Dataset items
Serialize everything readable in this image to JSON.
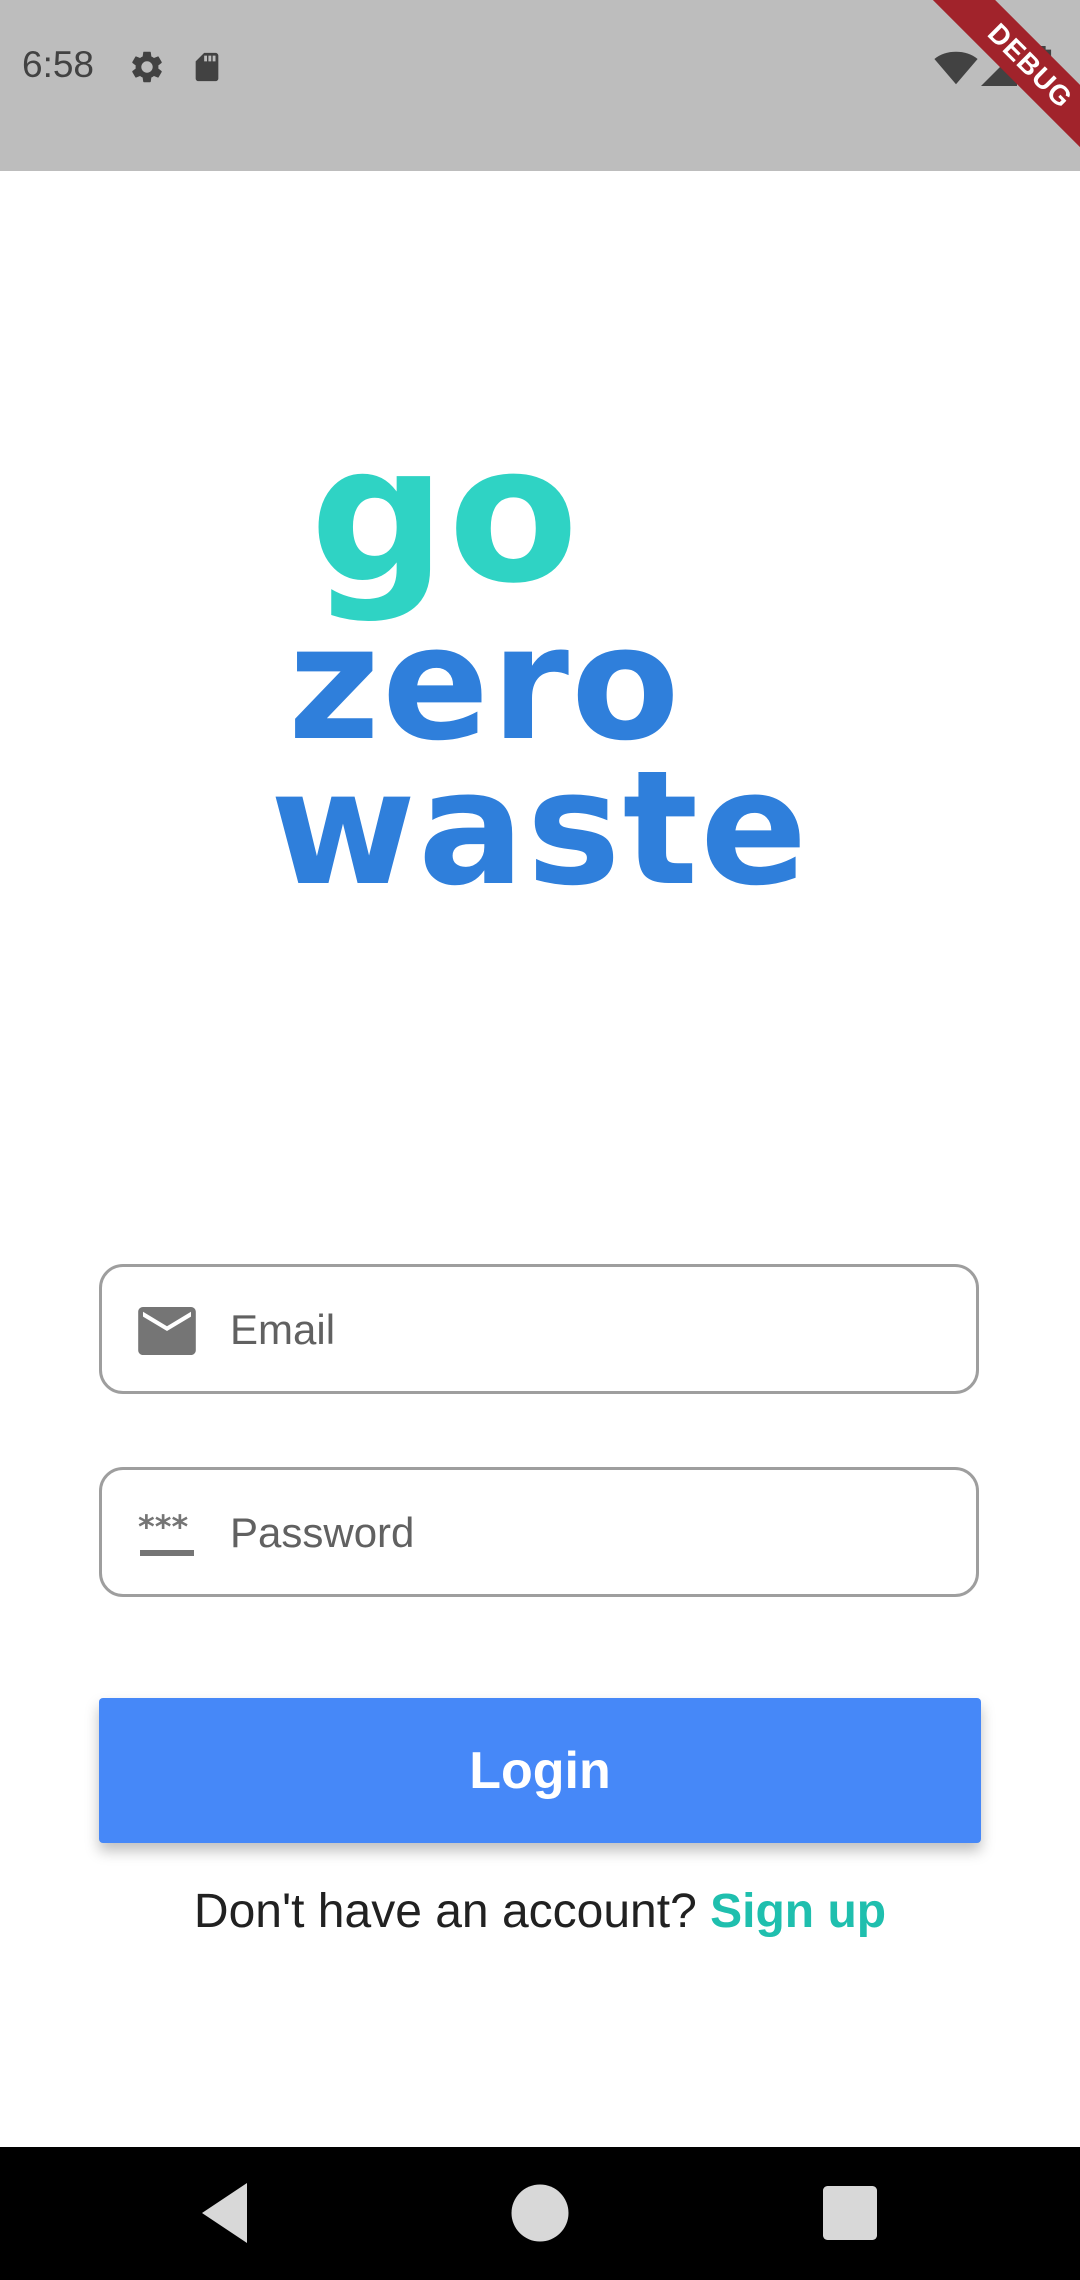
{
  "status_bar": {
    "time": "6:58",
    "icons": [
      "gear-icon",
      "sd-card-icon",
      "wifi-icon",
      "signal-icon",
      "battery-icon"
    ],
    "debug_label": "DEBUG"
  },
  "logo": {
    "line1": "go",
    "line2": "zero",
    "line3": "waste",
    "colors": {
      "go": "#2fd3c4",
      "zero_waste": "#2f7fdb"
    }
  },
  "form": {
    "email": {
      "placeholder": "Email",
      "value": "",
      "icon": "email-icon"
    },
    "password": {
      "placeholder": "Password",
      "value": "",
      "icon": "password-icon"
    },
    "login_label": "Login",
    "login_color": "#4688f8"
  },
  "signup": {
    "prompt": "Don't have an account?",
    "link_label": "Sign up",
    "link_color": "#1fbfae"
  },
  "nav_bar": {
    "buttons": [
      "back-icon",
      "home-icon",
      "recents-icon"
    ]
  }
}
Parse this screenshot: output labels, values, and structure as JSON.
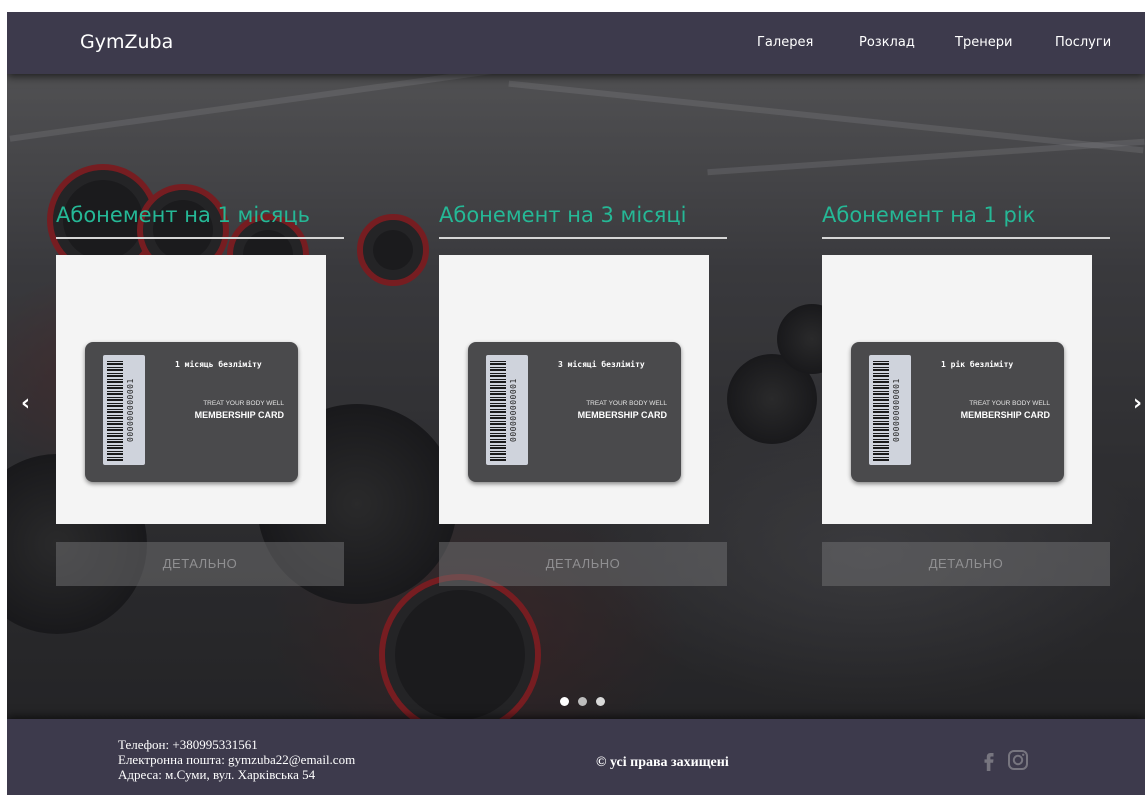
{
  "header": {
    "logo": "GymZuba",
    "nav": [
      "Галерея",
      "Розклад",
      "Тренери",
      "Послуги"
    ]
  },
  "carousel": {
    "prev_icon": "chevron-left-icon",
    "next_icon": "chevron-right-icon",
    "prev_glyph": "‹",
    "next_glyph": "›",
    "dots_count": 3,
    "active_dot": 1,
    "plans": [
      {
        "title": "Абонемент на 1 місяць",
        "card_title": "1 місяць безліміту",
        "card_number": "000000000001",
        "card_slogan": "TREAT YOUR BODY WELL",
        "card_label": "MEMBERSHIP CARD",
        "button": "ДЕТАЛЬНО"
      },
      {
        "title": "Абонемент на 3 місяці",
        "card_title": "3 місяці безліміту",
        "card_number": "000000000001",
        "card_slogan": "TREAT YOUR BODY WELL",
        "card_label": "MEMBERSHIP CARD",
        "button": "ДЕТАЛЬНО"
      },
      {
        "title": "Абонемент на 1 рік",
        "card_title": "1 рік безліміту",
        "card_number": "000000000001",
        "card_slogan": "TREAT YOUR BODY WELL",
        "card_label": "MEMBERSHIP CARD",
        "button": "ДЕТАЛЬНО"
      }
    ]
  },
  "footer": {
    "phone": "Телефон: +380995331561",
    "email": "Електронна пошта: gymzuba22@email.com",
    "address": "Адреса: м.Суми, вул. Харківська 54",
    "copyright": "© усі права захищені",
    "social": [
      "facebook-icon",
      "instagram-icon"
    ]
  },
  "colors": {
    "header_bg": "#3d3a4c",
    "accent": "#25b896",
    "button_bg": "#6e6e70"
  }
}
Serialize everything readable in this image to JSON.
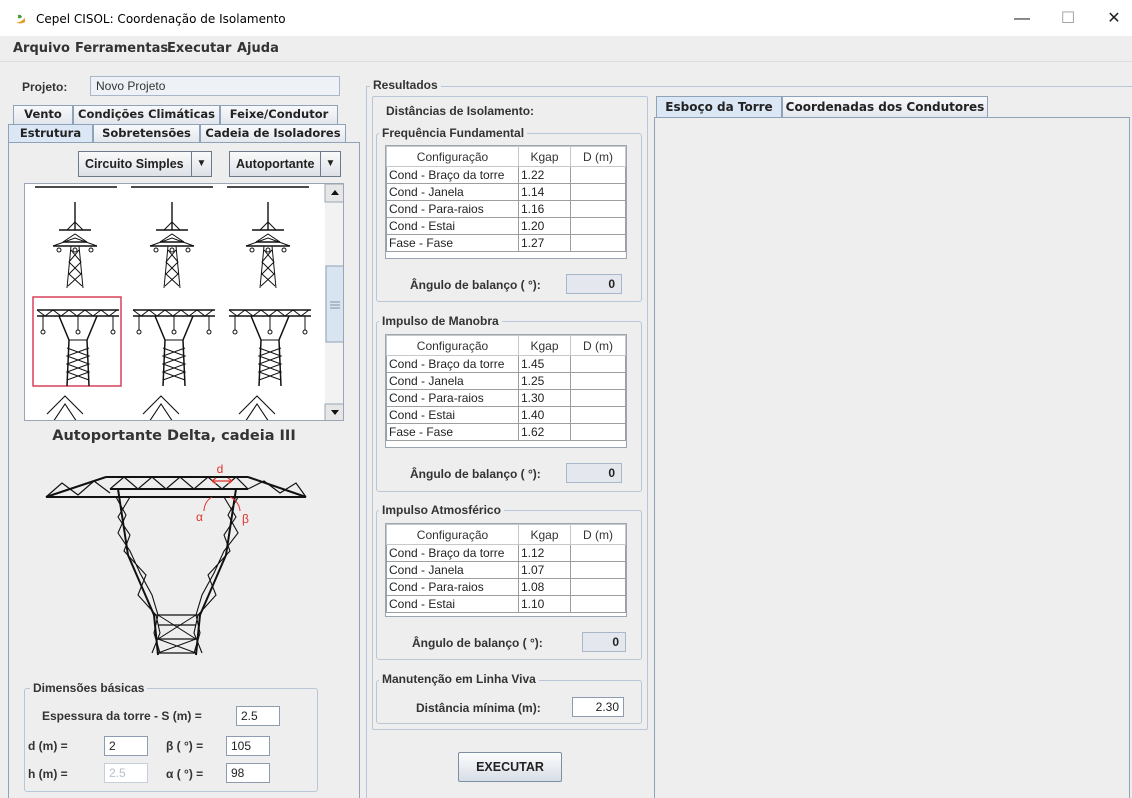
{
  "window": {
    "title": "Cepel CISOL: Coordenação de Isolamento",
    "minimize": "—",
    "maximize": "☐",
    "close": "✕"
  },
  "menu": [
    "Arquivo",
    "Ferramentas",
    "Executar",
    "Ajuda"
  ],
  "project": {
    "label": "Projeto:",
    "value": "Novo Projeto"
  },
  "left_tabs": {
    "row1": [
      "Vento",
      "Condições Climáticas",
      "Feixe/Condutor"
    ],
    "row2": [
      "Estrutura",
      "Sobretensões",
      "Cadeia de Isoladores"
    ],
    "active": "Estrutura"
  },
  "combos": {
    "circuit": "Circuito Simples",
    "type": "Autoportante"
  },
  "selected_structure": "Autoportante Delta, cadeia III",
  "diagram_labels": {
    "d": "d",
    "alpha": "α",
    "beta": "β"
  },
  "dims": {
    "title": "Dimensões básicas",
    "thickness_label": "Espessura da torre - S (m) =",
    "thickness_value": "2.5",
    "d_label": "d (m) =",
    "d_value": "2",
    "beta_label": "β ( °) =",
    "beta_value": "105",
    "h_label": "h (m) =",
    "h_value": "2.5",
    "alpha_label": "α ( °) =",
    "alpha_value": "98"
  },
  "results": {
    "title": "Resultados",
    "subtitle": "Distâncias de Isolamento:",
    "headers": [
      "Configuração",
      "Kgap",
      "D (m)"
    ],
    "angle_label": "Ângulo de balanço ( °):",
    "freq": {
      "title": "Frequência Fundamental",
      "rows": [
        [
          "Cond - Braço da torre",
          "1.22",
          ""
        ],
        [
          "Cond - Janela",
          "1.14",
          ""
        ],
        [
          "Cond - Para-raios",
          "1.16",
          ""
        ],
        [
          "Cond - Estai",
          "1.20",
          ""
        ],
        [
          "Fase - Fase",
          "1.27",
          ""
        ]
      ],
      "angle": "0"
    },
    "manobra": {
      "title": "Impulso de Manobra",
      "rows": [
        [
          "Cond - Braço da torre",
          "1.45",
          ""
        ],
        [
          "Cond - Janela",
          "1.25",
          ""
        ],
        [
          "Cond - Para-raios",
          "1.30",
          ""
        ],
        [
          "Cond - Estai",
          "1.40",
          ""
        ],
        [
          "Fase - Fase",
          "1.62",
          ""
        ]
      ],
      "angle": "0"
    },
    "atmosferico": {
      "title": "Impulso Atmosférico",
      "rows": [
        [
          "Cond - Braço da torre",
          "1.12",
          ""
        ],
        [
          "Cond - Janela",
          "1.07",
          ""
        ],
        [
          "Cond - Para-raios",
          "1.08",
          ""
        ],
        [
          "Cond - Estai",
          "1.10",
          ""
        ]
      ],
      "angle": "0"
    },
    "linha_viva": {
      "title": "Manutenção em Linha Viva",
      "label": "Distância mínima (m):",
      "value": "2.30"
    },
    "execute": "EXECUTAR"
  },
  "right_tabs": [
    "Esboço da Torre",
    "Coordenadas dos Condutores"
  ],
  "colors": {
    "accent": "#dbe7f5",
    "selection": "#d9415a",
    "diagram_red": "#e0322e"
  }
}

Set task: Print each of the records above exactly as written, leaving no picture in the copy.

Task response:
Serialize everything readable in this image to JSON.
{
  "status_bar": {
    "time": "6:58",
    "icons": [
      "gear-icon",
      "sd-card-icon",
      "wifi-icon",
      "signal-icon",
      "battery-icon"
    ],
    "debug_label": "DEBUG"
  },
  "logo": {
    "line1": "go",
    "line2": "zero",
    "line3": "waste",
    "colors": {
      "go": "#2fd3c4",
      "zero_waste": "#2f7fdb"
    }
  },
  "form": {
    "email": {
      "placeholder": "Email",
      "value": "",
      "icon": "email-icon"
    },
    "password": {
      "placeholder": "Password",
      "value": "",
      "icon": "password-icon"
    },
    "login_label": "Login",
    "login_color": "#4688f8"
  },
  "signup": {
    "prompt": "Don't have an account?",
    "link_label": "Sign up",
    "link_color": "#1fbfae"
  },
  "nav_bar": {
    "buttons": [
      "back-icon",
      "home-icon",
      "recents-icon"
    ]
  }
}
Parse this screenshot: output labels, values, and structure as JSON.
{
  "header": {
    "logo": "GymZuba",
    "nav": [
      "Галерея",
      "Розклад",
      "Тренери",
      "Послуги"
    ]
  },
  "carousel": {
    "prev_icon": "chevron-left-icon",
    "next_icon": "chevron-right-icon",
    "prev_glyph": "‹",
    "next_glyph": "›",
    "dots_count": 3,
    "active_dot": 1,
    "plans": [
      {
        "title": "Абонемент на 1 місяць",
        "card_title": "1 місяць безліміту",
        "card_number": "000000000001",
        "card_slogan": "TREAT YOUR BODY WELL",
        "card_label": "MEMBERSHIP CARD",
        "button": "ДЕТАЛЬНО"
      },
      {
        "title": "Абонемент на 3 місяці",
        "card_title": "3 місяці безліміту",
        "card_number": "000000000001",
        "card_slogan": "TREAT YOUR BODY WELL",
        "card_label": "MEMBERSHIP CARD",
        "button": "ДЕТАЛЬНО"
      },
      {
        "title": "Абонемент на 1 рік",
        "card_title": "1 рік безліміту",
        "card_number": "000000000001",
        "card_slogan": "TREAT YOUR BODY WELL",
        "card_label": "MEMBERSHIP CARD",
        "button": "ДЕТАЛЬНО"
      }
    ]
  },
  "footer": {
    "phone": "Телефон: +380995331561",
    "email": "Електронна пошта: gymzuba22@email.com",
    "address": "Адреса: м.Суми, вул. Харківська 54",
    "copyright": "© усі права захищені",
    "social": [
      "facebook-icon",
      "instagram-icon"
    ]
  },
  "colors": {
    "header_bg": "#3d3a4c",
    "accent": "#25b896",
    "button_bg": "#6e6e70"
  }
}
Serialize everything readable in this image to JSON.
{
  "window": {
    "title": "Cepel CISOL: Coordenação de Isolamento",
    "minimize": "—",
    "maximize": "☐",
    "close": "✕"
  },
  "menu": [
    "Arquivo",
    "Ferramentas",
    "Executar",
    "Ajuda"
  ],
  "project": {
    "label": "Projeto:",
    "value": "Novo Projeto"
  },
  "left_tabs": {
    "row1": [
      "Vento",
      "Condições Climáticas",
      "Feixe/Condutor"
    ],
    "row2": [
      "Estrutura",
      "Sobretensões",
      "Cadeia de Isoladores"
    ],
    "active": "Estrutura"
  },
  "combos": {
    "circuit": "Circuito Simples",
    "type": "Autoportante"
  },
  "selected_structure": "Autoportante Delta, cadeia III",
  "diagram_labels": {
    "d": "d",
    "alpha": "α",
    "beta": "β"
  },
  "dims": {
    "title": "Dimensões básicas",
    "thickness_label": "Espessura da torre - S (m) =",
    "thickness_value": "2.5",
    "d_label": "d (m) =",
    "d_value": "2",
    "beta_label": "β ( °) =",
    "beta_value": "105",
    "h_label": "h (m) =",
    "h_value": "2.5",
    "alpha_label": "α ( °) =",
    "alpha_value": "98"
  },
  "results": {
    "title": "Resultados",
    "subtitle": "Distâncias de Isolamento:",
    "headers": [
      "Configuração",
      "Kgap",
      "D (m)"
    ],
    "angle_label": "Ângulo de balanço ( °):",
    "freq": {
      "title": "Frequência Fundamental",
      "rows": [
        [
          "Cond - Braço da torre",
          "1.22",
          ""
        ],
        [
          "Cond - Janela",
          "1.14",
          ""
        ],
        [
          "Cond - Para-raios",
          "1.16",
          ""
        ],
        [
          "Cond - Estai",
          "1.20",
          ""
        ],
        [
          "Fase - Fase",
          "1.27",
          ""
        ]
      ],
      "angle": "0"
    },
    "manobra": {
      "title": "Impulso de Manobra",
      "rows": [
        [
          "Cond - Braço da torre",
          "1.45",
          ""
        ],
        [
          "Cond - Janela",
          "1.25",
          ""
        ],
        [
          "Cond - Para-raios",
          "1.30",
          ""
        ],
        [
          "Cond - Estai",
          "1.40",
          ""
        ],
        [
          "Fase - Fase",
          "1.62",
          ""
        ]
      ],
      "angle": "0"
    },
    "atmosferico": {
      "title": "Impulso Atmosférico",
      "rows": [
        [
          "Cond - Braço da torre",
          "1.12",
          ""
        ],
        [
          "Cond - Janela",
          "1.07",
          ""
        ],
        [
          "Cond - Para-raios",
          "1.08",
          ""
        ],
        [
          "Cond - Estai",
          "1.10",
          ""
        ]
      ],
      "angle": "0"
    },
    "linha_viva": {
      "title": "Manutenção em Linha Viva",
      "label": "Distância mínima (m):",
      "value": "2.30"
    },
    "execute": "EXECUTAR"
  },
  "right_tabs": [
    "Esboço da Torre",
    "Coordenadas dos Condutores"
  ],
  "colors": {
    "accent": "#dbe7f5",
    "selection": "#d9415a",
    "diagram_red": "#e0322e"
  }
}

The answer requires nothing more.